* _Exercise_: Write out every entry precisely as given, leaving the pictures out.

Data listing
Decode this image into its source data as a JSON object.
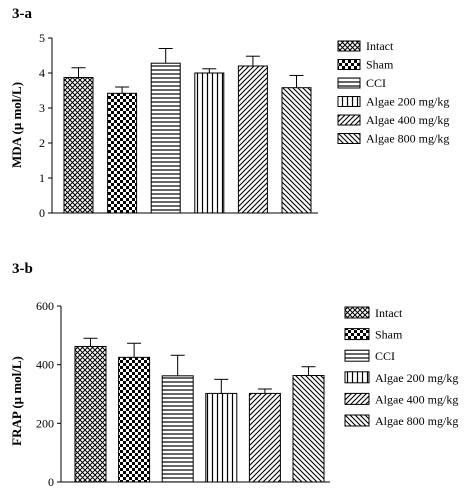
{
  "chart_data": [
    {
      "type": "bar",
      "title": "3-a",
      "xlabel": "",
      "ylabel": "MDA (μ mol/L)",
      "ylim": [
        0,
        5
      ],
      "yticks": [
        0,
        1,
        2,
        3,
        4,
        5
      ],
      "categories": [
        "Intact",
        "Sham",
        "CCI",
        "Algae 200 mg/kg",
        "Algae 400 mg/kg",
        "Algae 800 mg/kg"
      ],
      "values": [
        3.87,
        3.42,
        4.28,
        4.0,
        4.2,
        3.58
      ],
      "errors": [
        0.28,
        0.18,
        0.42,
        0.12,
        0.28,
        0.35
      ],
      "legend_position": "right",
      "patterns": [
        "crosshatch",
        "checker",
        "horizontal",
        "vertical",
        "diagonal-up",
        "diagonal-down"
      ]
    },
    {
      "type": "bar",
      "title": "3-b",
      "xlabel": "",
      "ylabel": "FRAP (μ mol/L)",
      "ylim": [
        0,
        600
      ],
      "yticks": [
        0,
        200,
        400,
        600
      ],
      "categories": [
        "Intact",
        "Sham",
        "CCI",
        "Algae 200 mg/kg",
        "Algae 400 mg/kg",
        "Algae 800 mg/kg"
      ],
      "values": [
        462,
        425,
        362,
        302,
        302,
        363
      ],
      "errors": [
        28,
        48,
        70,
        48,
        15,
        30
      ],
      "legend_position": "right",
      "patterns": [
        "crosshatch",
        "checker",
        "horizontal",
        "vertical",
        "diagonal-up",
        "diagonal-down"
      ]
    }
  ]
}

* _Exercise result_:
Decode this image into its source data as a JSON object.
{
  "chart_data": [
    {
      "type": "bar",
      "title": "3-a",
      "xlabel": "",
      "ylabel": "MDA (μ mol/L)",
      "ylim": [
        0,
        5
      ],
      "yticks": [
        0,
        1,
        2,
        3,
        4,
        5
      ],
      "categories": [
        "Intact",
        "Sham",
        "CCI",
        "Algae 200 mg/kg",
        "Algae 400 mg/kg",
        "Algae 800 mg/kg"
      ],
      "values": [
        3.87,
        3.42,
        4.28,
        4.0,
        4.2,
        3.58
      ],
      "errors": [
        0.28,
        0.18,
        0.42,
        0.12,
        0.28,
        0.35
      ],
      "legend_position": "right",
      "patterns": [
        "crosshatch",
        "checker",
        "horizontal",
        "vertical",
        "diagonal-up",
        "diagonal-down"
      ]
    },
    {
      "type": "bar",
      "title": "3-b",
      "xlabel": "",
      "ylabel": "FRAP (μ mol/L)",
      "ylim": [
        0,
        600
      ],
      "yticks": [
        0,
        200,
        400,
        600
      ],
      "categories": [
        "Intact",
        "Sham",
        "CCI",
        "Algae 200 mg/kg",
        "Algae 400 mg/kg",
        "Algae 800 mg/kg"
      ],
      "values": [
        462,
        425,
        362,
        302,
        302,
        363
      ],
      "errors": [
        28,
        48,
        70,
        48,
        15,
        30
      ],
      "legend_position": "right",
      "patterns": [
        "crosshatch",
        "checker",
        "horizontal",
        "vertical",
        "diagonal-up",
        "diagonal-down"
      ]
    }
  ]
}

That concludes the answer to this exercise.